Excerpts from a figure dataset
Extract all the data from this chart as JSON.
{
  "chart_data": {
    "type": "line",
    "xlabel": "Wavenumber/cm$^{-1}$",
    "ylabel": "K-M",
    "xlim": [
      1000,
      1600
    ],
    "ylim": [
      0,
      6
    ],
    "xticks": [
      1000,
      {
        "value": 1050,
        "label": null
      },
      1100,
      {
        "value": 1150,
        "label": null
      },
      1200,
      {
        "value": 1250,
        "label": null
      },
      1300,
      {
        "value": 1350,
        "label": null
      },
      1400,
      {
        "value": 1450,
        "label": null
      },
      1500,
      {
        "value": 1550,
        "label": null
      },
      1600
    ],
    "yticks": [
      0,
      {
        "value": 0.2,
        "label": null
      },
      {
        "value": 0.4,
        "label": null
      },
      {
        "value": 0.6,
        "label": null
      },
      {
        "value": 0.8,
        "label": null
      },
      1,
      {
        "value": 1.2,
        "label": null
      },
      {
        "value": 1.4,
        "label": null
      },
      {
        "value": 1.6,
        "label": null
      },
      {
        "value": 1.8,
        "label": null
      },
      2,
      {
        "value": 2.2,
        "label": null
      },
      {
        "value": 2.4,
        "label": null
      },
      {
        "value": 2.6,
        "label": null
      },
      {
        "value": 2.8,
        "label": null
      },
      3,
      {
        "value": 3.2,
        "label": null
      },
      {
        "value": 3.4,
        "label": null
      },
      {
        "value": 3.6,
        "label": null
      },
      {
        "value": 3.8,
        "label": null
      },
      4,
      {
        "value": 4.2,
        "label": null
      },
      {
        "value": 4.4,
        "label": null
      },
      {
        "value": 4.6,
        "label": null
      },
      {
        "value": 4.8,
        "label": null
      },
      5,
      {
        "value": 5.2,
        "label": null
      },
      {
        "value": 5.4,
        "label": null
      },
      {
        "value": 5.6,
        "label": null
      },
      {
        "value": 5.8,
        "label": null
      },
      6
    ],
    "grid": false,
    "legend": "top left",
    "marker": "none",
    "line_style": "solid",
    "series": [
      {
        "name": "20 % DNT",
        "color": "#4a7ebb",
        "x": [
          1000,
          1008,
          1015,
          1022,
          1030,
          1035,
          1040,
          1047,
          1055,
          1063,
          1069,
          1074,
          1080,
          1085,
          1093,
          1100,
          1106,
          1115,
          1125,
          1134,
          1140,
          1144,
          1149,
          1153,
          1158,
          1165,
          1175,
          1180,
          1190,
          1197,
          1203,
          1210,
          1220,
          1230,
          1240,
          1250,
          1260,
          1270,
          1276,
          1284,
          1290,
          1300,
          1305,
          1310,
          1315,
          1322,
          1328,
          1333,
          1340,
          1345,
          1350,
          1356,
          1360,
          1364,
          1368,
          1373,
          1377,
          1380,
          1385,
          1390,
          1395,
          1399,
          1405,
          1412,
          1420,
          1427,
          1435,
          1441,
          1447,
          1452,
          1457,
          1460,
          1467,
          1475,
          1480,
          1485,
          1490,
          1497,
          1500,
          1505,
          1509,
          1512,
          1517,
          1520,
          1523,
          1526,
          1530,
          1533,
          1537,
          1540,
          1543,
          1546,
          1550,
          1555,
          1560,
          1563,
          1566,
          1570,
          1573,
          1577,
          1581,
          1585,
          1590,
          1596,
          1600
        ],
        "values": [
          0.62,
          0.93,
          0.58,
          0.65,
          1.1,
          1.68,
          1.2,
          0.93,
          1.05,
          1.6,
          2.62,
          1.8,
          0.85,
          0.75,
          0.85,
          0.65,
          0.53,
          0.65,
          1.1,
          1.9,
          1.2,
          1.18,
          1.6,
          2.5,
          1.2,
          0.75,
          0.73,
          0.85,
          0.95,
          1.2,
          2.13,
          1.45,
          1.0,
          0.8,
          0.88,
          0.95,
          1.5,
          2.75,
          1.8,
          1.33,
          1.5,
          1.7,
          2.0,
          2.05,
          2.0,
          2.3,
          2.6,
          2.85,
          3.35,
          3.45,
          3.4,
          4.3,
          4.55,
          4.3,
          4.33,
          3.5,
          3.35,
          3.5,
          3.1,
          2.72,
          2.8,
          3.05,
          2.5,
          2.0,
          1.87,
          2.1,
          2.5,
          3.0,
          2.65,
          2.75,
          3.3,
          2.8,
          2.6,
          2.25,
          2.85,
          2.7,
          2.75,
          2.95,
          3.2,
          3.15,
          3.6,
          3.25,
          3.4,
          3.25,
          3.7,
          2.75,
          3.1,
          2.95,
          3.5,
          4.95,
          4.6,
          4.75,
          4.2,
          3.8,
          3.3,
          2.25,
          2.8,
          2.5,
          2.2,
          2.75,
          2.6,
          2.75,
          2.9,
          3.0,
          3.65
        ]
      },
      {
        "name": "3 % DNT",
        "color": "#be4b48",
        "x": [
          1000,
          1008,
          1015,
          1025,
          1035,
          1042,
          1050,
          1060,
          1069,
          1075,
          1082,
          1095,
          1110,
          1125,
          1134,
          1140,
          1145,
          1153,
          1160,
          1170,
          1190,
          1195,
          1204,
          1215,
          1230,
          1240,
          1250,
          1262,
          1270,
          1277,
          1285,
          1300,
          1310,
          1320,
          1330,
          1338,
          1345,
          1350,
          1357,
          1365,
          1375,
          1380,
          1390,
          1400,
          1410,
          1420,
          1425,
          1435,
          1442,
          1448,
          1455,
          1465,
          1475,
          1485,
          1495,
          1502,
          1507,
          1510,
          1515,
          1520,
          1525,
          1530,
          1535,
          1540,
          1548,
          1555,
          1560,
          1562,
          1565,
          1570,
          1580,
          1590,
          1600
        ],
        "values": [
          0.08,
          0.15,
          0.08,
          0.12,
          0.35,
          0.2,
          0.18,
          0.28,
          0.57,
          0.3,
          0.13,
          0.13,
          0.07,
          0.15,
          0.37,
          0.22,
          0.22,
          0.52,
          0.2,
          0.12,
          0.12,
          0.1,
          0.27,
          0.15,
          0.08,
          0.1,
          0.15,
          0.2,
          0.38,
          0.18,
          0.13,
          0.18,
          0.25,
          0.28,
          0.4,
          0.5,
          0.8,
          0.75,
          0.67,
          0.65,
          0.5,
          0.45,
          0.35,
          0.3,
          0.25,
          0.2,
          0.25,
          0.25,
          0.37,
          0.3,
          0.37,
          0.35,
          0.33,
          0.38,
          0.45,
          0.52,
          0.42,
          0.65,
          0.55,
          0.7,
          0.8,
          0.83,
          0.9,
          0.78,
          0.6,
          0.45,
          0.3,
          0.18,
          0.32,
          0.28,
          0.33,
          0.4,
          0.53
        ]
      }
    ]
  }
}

-- Job --
Restate the data above word for word, please.

-- Response to this task --
Extract all the data from this chart as JSON.
{
  "chart_data": {
    "type": "line",
    "xlabel": "Wavenumber/cm$^{-1}$",
    "ylabel": "K-M",
    "xlim": [
      1000,
      1600
    ],
    "ylim": [
      0,
      6
    ],
    "xticks": [
      1000,
      {
        "value": 1050,
        "label": null
      },
      1100,
      {
        "value": 1150,
        "label": null
      },
      1200,
      {
        "value": 1250,
        "label": null
      },
      1300,
      {
        "value": 1350,
        "label": null
      },
      1400,
      {
        "value": 1450,
        "label": null
      },
      1500,
      {
        "value": 1550,
        "label": null
      },
      1600
    ],
    "yticks": [
      0,
      {
        "value": 0.2,
        "label": null
      },
      {
        "value": 0.4,
        "label": null
      },
      {
        "value": 0.6,
        "label": null
      },
      {
        "value": 0.8,
        "label": null
      },
      1,
      {
        "value": 1.2,
        "label": null
      },
      {
        "value": 1.4,
        "label": null
      },
      {
        "value": 1.6,
        "label": null
      },
      {
        "value": 1.8,
        "label": null
      },
      2,
      {
        "value": 2.2,
        "label": null
      },
      {
        "value": 2.4,
        "label": null
      },
      {
        "value": 2.6,
        "label": null
      },
      {
        "value": 2.8,
        "label": null
      },
      3,
      {
        "value": 3.2,
        "label": null
      },
      {
        "value": 3.4,
        "label": null
      },
      {
        "value": 3.6,
        "label": null
      },
      {
        "value": 3.8,
        "label": null
      },
      4,
      {
        "value": 4.2,
        "label": null
      },
      {
        "value": 4.4,
        "label": null
      },
      {
        "value": 4.6,
        "label": null
      },
      {
        "value": 4.8,
        "label": null
      },
      5,
      {
        "value": 5.2,
        "label": null
      },
      {
        "value": 5.4,
        "label": null
      },
      {
        "value": 5.6,
        "label": null
      },
      {
        "value": 5.8,
        "label": null
      },
      6
    ],
    "grid": false,
    "legend": "top left",
    "marker": "none",
    "line_style": "solid",
    "series": [
      {
        "name": "20 % DNT",
        "color": "#4a7ebb",
        "x": [
          1000,
          1008,
          1015,
          1022,
          1030,
          1035,
          1040,
          1047,
          1055,
          1063,
          1069,
          1074,
          1080,
          1085,
          1093,
          1100,
          1106,
          1115,
          1125,
          1134,
          1140,
          1144,
          1149,
          1153,
          1158,
          1165,
          1175,
          1180,
          1190,
          1197,
          1203,
          1210,
          1220,
          1230,
          1240,
          1250,
          1260,
          1270,
          1276,
          1284,
          1290,
          1300,
          1305,
          1310,
          1315,
          1322,
          1328,
          1333,
          1340,
          1345,
          1350,
          1356,
          1360,
          1364,
          1368,
          1373,
          1377,
          1380,
          1385,
          1390,
          1395,
          1399,
          1405,
          1412,
          1420,
          1427,
          1435,
          1441,
          1447,
          1452,
          1457,
          1460,
          1467,
          1475,
          1480,
          1485,
          1490,
          1497,
          1500,
          1505,
          1509,
          1512,
          1517,
          1520,
          1523,
          1526,
          1530,
          1533,
          1537,
          1540,
          1543,
          1546,
          1550,
          1555,
          1560,
          1563,
          1566,
          1570,
          1573,
          1577,
          1581,
          1585,
          1590,
          1596,
          1600
        ],
        "values": [
          0.62,
          0.93,
          0.58,
          0.65,
          1.1,
          1.68,
          1.2,
          0.93,
          1.05,
          1.6,
          2.62,
          1.8,
          0.85,
          0.75,
          0.85,
          0.65,
          0.53,
          0.65,
          1.1,
          1.9,
          1.2,
          1.18,
          1.6,
          2.5,
          1.2,
          0.75,
          0.73,
          0.85,
          0.95,
          1.2,
          2.13,
          1.45,
          1.0,
          0.8,
          0.88,
          0.95,
          1.5,
          2.75,
          1.8,
          1.33,
          1.5,
          1.7,
          2.0,
          2.05,
          2.0,
          2.3,
          2.6,
          2.85,
          3.35,
          3.45,
          3.4,
          4.3,
          4.55,
          4.3,
          4.33,
          3.5,
          3.35,
          3.5,
          3.1,
          2.72,
          2.8,
          3.05,
          2.5,
          2.0,
          1.87,
          2.1,
          2.5,
          3.0,
          2.65,
          2.75,
          3.3,
          2.8,
          2.6,
          2.25,
          2.85,
          2.7,
          2.75,
          2.95,
          3.2,
          3.15,
          3.6,
          3.25,
          3.4,
          3.25,
          3.7,
          2.75,
          3.1,
          2.95,
          3.5,
          4.95,
          4.6,
          4.75,
          4.2,
          3.8,
          3.3,
          2.25,
          2.8,
          2.5,
          2.2,
          2.75,
          2.6,
          2.75,
          2.9,
          3.0,
          3.65
        ]
      },
      {
        "name": "3 % DNT",
        "color": "#be4b48",
        "x": [
          1000,
          1008,
          1015,
          1025,
          1035,
          1042,
          1050,
          1060,
          1069,
          1075,
          1082,
          1095,
          1110,
          1125,
          1134,
          1140,
          1145,
          1153,
          1160,
          1170,
          1190,
          1195,
          1204,
          1215,
          1230,
          1240,
          1250,
          1262,
          1270,
          1277,
          1285,
          1300,
          1310,
          1320,
          1330,
          1338,
          1345,
          1350,
          1357,
          1365,
          1375,
          1380,
          1390,
          1400,
          1410,
          1420,
          1425,
          1435,
          1442,
          1448,
          1455,
          1465,
          1475,
          1485,
          1495,
          1502,
          1507,
          1510,
          1515,
          1520,
          1525,
          1530,
          1535,
          1540,
          1548,
          1555,
          1560,
          1562,
          1565,
          1570,
          1580,
          1590,
          1600
        ],
        "values": [
          0.08,
          0.15,
          0.08,
          0.12,
          0.35,
          0.2,
          0.18,
          0.28,
          0.57,
          0.3,
          0.13,
          0.13,
          0.07,
          0.15,
          0.37,
          0.22,
          0.22,
          0.52,
          0.2,
          0.12,
          0.12,
          0.1,
          0.27,
          0.15,
          0.08,
          0.1,
          0.15,
          0.2,
          0.38,
          0.18,
          0.13,
          0.18,
          0.25,
          0.28,
          0.4,
          0.5,
          0.8,
          0.75,
          0.67,
          0.65,
          0.5,
          0.45,
          0.35,
          0.3,
          0.25,
          0.2,
          0.25,
          0.25,
          0.37,
          0.3,
          0.37,
          0.35,
          0.33,
          0.38,
          0.45,
          0.52,
          0.42,
          0.65,
          0.55,
          0.7,
          0.8,
          0.83,
          0.9,
          0.78,
          0.6,
          0.45,
          0.3,
          0.18,
          0.32,
          0.28,
          0.33,
          0.4,
          0.53
        ]
      }
    ]
  }
}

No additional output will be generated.